▸ **What you have to do**: Every record here should be printed again exactly.

▸ **Data provided**:
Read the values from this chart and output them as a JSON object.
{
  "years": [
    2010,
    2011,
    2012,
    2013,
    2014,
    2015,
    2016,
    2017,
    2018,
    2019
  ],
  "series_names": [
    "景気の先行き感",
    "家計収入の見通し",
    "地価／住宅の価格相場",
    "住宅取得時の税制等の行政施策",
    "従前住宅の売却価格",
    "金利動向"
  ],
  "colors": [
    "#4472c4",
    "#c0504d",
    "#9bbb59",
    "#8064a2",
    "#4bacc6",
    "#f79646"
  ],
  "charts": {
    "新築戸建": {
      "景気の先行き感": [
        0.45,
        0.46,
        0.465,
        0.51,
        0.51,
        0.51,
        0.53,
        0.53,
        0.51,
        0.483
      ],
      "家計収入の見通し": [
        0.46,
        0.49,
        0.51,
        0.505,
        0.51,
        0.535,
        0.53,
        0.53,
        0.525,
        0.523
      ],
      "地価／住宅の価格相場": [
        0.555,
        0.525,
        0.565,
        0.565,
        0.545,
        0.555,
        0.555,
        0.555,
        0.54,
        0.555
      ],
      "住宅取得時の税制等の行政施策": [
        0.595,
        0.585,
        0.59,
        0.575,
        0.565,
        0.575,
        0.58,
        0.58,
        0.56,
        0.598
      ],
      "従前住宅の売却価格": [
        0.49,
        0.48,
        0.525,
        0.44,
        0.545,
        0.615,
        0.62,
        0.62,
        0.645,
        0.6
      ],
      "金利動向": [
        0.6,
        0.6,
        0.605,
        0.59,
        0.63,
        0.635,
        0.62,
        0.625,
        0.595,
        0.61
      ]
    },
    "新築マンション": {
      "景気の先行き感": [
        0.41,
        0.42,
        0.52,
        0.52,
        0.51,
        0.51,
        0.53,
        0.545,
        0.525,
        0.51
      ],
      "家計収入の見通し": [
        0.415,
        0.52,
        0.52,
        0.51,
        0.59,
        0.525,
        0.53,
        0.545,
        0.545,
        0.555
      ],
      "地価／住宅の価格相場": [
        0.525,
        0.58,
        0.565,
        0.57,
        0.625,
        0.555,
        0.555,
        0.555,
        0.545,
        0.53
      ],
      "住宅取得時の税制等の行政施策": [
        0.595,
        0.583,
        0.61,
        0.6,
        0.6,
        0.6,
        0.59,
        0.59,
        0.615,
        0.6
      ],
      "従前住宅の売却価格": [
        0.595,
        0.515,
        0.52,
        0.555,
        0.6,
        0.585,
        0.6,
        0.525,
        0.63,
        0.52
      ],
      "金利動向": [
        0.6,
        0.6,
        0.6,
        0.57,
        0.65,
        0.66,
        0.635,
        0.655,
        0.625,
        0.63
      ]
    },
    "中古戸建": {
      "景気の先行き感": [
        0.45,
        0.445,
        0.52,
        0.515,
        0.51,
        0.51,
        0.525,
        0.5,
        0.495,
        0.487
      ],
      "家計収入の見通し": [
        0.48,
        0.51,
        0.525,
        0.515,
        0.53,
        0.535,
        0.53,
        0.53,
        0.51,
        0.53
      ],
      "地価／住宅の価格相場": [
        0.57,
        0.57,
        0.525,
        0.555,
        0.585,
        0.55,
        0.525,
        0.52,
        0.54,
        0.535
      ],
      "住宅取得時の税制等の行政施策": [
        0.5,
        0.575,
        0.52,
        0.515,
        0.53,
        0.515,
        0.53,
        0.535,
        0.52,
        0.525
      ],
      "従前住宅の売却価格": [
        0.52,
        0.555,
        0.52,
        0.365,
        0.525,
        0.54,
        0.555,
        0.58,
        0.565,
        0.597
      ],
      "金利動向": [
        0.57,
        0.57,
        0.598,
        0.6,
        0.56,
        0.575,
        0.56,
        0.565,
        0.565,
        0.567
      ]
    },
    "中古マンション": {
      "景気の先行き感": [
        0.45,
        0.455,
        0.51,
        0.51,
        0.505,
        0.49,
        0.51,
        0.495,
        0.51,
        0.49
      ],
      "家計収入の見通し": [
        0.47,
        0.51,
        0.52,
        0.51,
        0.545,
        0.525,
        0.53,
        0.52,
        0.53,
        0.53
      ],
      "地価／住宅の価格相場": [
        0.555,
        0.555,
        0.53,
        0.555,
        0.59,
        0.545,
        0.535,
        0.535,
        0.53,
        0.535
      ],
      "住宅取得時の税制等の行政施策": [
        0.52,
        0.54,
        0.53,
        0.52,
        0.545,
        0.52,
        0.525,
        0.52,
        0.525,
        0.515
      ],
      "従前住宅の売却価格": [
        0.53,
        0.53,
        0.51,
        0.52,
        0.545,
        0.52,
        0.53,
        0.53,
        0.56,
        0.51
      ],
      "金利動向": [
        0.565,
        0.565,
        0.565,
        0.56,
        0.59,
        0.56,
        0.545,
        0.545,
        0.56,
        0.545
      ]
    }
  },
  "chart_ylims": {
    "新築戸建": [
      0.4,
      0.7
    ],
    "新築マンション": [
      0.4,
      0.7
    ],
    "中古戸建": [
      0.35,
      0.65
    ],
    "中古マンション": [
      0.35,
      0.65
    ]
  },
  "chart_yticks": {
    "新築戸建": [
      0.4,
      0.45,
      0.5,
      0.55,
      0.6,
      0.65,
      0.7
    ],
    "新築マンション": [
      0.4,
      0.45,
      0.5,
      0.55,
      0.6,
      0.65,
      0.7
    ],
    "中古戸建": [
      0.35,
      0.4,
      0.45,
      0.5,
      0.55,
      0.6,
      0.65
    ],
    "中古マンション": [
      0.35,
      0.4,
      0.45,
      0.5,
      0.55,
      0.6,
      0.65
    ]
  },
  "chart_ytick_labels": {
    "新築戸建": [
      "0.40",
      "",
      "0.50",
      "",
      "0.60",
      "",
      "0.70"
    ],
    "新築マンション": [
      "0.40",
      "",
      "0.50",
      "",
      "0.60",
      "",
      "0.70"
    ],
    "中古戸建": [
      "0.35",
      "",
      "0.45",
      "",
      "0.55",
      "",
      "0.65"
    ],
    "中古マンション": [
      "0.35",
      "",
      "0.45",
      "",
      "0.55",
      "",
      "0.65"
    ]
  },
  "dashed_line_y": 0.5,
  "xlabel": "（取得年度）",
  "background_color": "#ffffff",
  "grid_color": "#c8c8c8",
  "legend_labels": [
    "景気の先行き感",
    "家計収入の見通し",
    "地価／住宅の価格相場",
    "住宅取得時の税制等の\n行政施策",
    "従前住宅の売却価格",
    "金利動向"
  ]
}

▸ **Final result**:
Read the values from this chart and output them as a JSON object.
{
  "years": [
    2010,
    2011,
    2012,
    2013,
    2014,
    2015,
    2016,
    2017,
    2018,
    2019
  ],
  "series_names": [
    "景気の先行き感",
    "家計収入の見通し",
    "地価／住宅の価格相場",
    "住宅取得時の税制等の行政施策",
    "従前住宅の売却価格",
    "金利動向"
  ],
  "colors": [
    "#4472c4",
    "#c0504d",
    "#9bbb59",
    "#8064a2",
    "#4bacc6",
    "#f79646"
  ],
  "charts": {
    "新築戸建": {
      "景気の先行き感": [
        0.45,
        0.46,
        0.465,
        0.51,
        0.51,
        0.51,
        0.53,
        0.53,
        0.51,
        0.483
      ],
      "家計収入の見通し": [
        0.46,
        0.49,
        0.51,
        0.505,
        0.51,
        0.535,
        0.53,
        0.53,
        0.525,
        0.523
      ],
      "地価／住宅の価格相場": [
        0.555,
        0.525,
        0.565,
        0.565,
        0.545,
        0.555,
        0.555,
        0.555,
        0.54,
        0.555
      ],
      "住宅取得時の税制等の行政施策": [
        0.595,
        0.585,
        0.59,
        0.575,
        0.565,
        0.575,
        0.58,
        0.58,
        0.56,
        0.598
      ],
      "従前住宅の売却価格": [
        0.49,
        0.48,
        0.525,
        0.44,
        0.545,
        0.615,
        0.62,
        0.62,
        0.645,
        0.6
      ],
      "金利動向": [
        0.6,
        0.6,
        0.605,
        0.59,
        0.63,
        0.635,
        0.62,
        0.625,
        0.595,
        0.61
      ]
    },
    "新築マンション": {
      "景気の先行き感": [
        0.41,
        0.42,
        0.52,
        0.52,
        0.51,
        0.51,
        0.53,
        0.545,
        0.525,
        0.51
      ],
      "家計収入の見通し": [
        0.415,
        0.52,
        0.52,
        0.51,
        0.59,
        0.525,
        0.53,
        0.545,
        0.545,
        0.555
      ],
      "地価／住宅の価格相場": [
        0.525,
        0.58,
        0.565,
        0.57,
        0.625,
        0.555,
        0.555,
        0.555,
        0.545,
        0.53
      ],
      "住宅取得時の税制等の行政施策": [
        0.595,
        0.583,
        0.61,
        0.6,
        0.6,
        0.6,
        0.59,
        0.59,
        0.615,
        0.6
      ],
      "従前住宅の売却価格": [
        0.595,
        0.515,
        0.52,
        0.555,
        0.6,
        0.585,
        0.6,
        0.525,
        0.63,
        0.52
      ],
      "金利動向": [
        0.6,
        0.6,
        0.6,
        0.57,
        0.65,
        0.66,
        0.635,
        0.655,
        0.625,
        0.63
      ]
    },
    "中古戸建": {
      "景気の先行き感": [
        0.45,
        0.445,
        0.52,
        0.515,
        0.51,
        0.51,
        0.525,
        0.5,
        0.495,
        0.487
      ],
      "家計収入の見通し": [
        0.48,
        0.51,
        0.525,
        0.515,
        0.53,
        0.535,
        0.53,
        0.53,
        0.51,
        0.53
      ],
      "地価／住宅の価格相場": [
        0.57,
        0.57,
        0.525,
        0.555,
        0.585,
        0.55,
        0.525,
        0.52,
        0.54,
        0.535
      ],
      "住宅取得時の税制等の行政施策": [
        0.5,
        0.575,
        0.52,
        0.515,
        0.53,
        0.515,
        0.53,
        0.535,
        0.52,
        0.525
      ],
      "従前住宅の売却価格": [
        0.52,
        0.555,
        0.52,
        0.365,
        0.525,
        0.54,
        0.555,
        0.58,
        0.565,
        0.597
      ],
      "金利動向": [
        0.57,
        0.57,
        0.598,
        0.6,
        0.56,
        0.575,
        0.56,
        0.565,
        0.565,
        0.567
      ]
    },
    "中古マンション": {
      "景気の先行き感": [
        0.45,
        0.455,
        0.51,
        0.51,
        0.505,
        0.49,
        0.51,
        0.495,
        0.51,
        0.49
      ],
      "家計収入の見通し": [
        0.47,
        0.51,
        0.52,
        0.51,
        0.545,
        0.525,
        0.53,
        0.52,
        0.53,
        0.53
      ],
      "地価／住宅の価格相場": [
        0.555,
        0.555,
        0.53,
        0.555,
        0.59,
        0.545,
        0.535,
        0.535,
        0.53,
        0.535
      ],
      "住宅取得時の税制等の行政施策": [
        0.52,
        0.54,
        0.53,
        0.52,
        0.545,
        0.52,
        0.525,
        0.52,
        0.525,
        0.515
      ],
      "従前住宅の売却価格": [
        0.53,
        0.53,
        0.51,
        0.52,
        0.545,
        0.52,
        0.53,
        0.53,
        0.56,
        0.51
      ],
      "金利動向": [
        0.565,
        0.565,
        0.565,
        0.56,
        0.59,
        0.56,
        0.545,
        0.545,
        0.56,
        0.545
      ]
    }
  },
  "chart_ylims": {
    "新築戸建": [
      0.4,
      0.7
    ],
    "新築マンション": [
      0.4,
      0.7
    ],
    "中古戸建": [
      0.35,
      0.65
    ],
    "中古マンション": [
      0.35,
      0.65
    ]
  },
  "chart_yticks": {
    "新築戸建": [
      0.4,
      0.45,
      0.5,
      0.55,
      0.6,
      0.65,
      0.7
    ],
    "新築マンション": [
      0.4,
      0.45,
      0.5,
      0.55,
      0.6,
      0.65,
      0.7
    ],
    "中古戸建": [
      0.35,
      0.4,
      0.45,
      0.5,
      0.55,
      0.6,
      0.65
    ],
    "中古マンション": [
      0.35,
      0.4,
      0.45,
      0.5,
      0.55,
      0.6,
      0.65
    ]
  },
  "chart_ytick_labels": {
    "新築戸建": [
      "0.40",
      "",
      "0.50",
      "",
      "0.60",
      "",
      "0.70"
    ],
    "新築マンション": [
      "0.40",
      "",
      "0.50",
      "",
      "0.60",
      "",
      "0.70"
    ],
    "中古戸建": [
      "0.35",
      "",
      "0.45",
      "",
      "0.55",
      "",
      "0.65"
    ],
    "中古マンション": [
      "0.35",
      "",
      "0.45",
      "",
      "0.55",
      "",
      "0.65"
    ]
  },
  "dashed_line_y": 0.5,
  "xlabel": "（取得年度）",
  "background_color": "#ffffff",
  "grid_color": "#c8c8c8",
  "legend_labels": [
    "景気の先行き感",
    "家計収入の見通し",
    "地価／住宅の価格相場",
    "住宅取得時の税制等の\n行政施策",
    "従前住宅の売却価格",
    "金利動向"
  ]
}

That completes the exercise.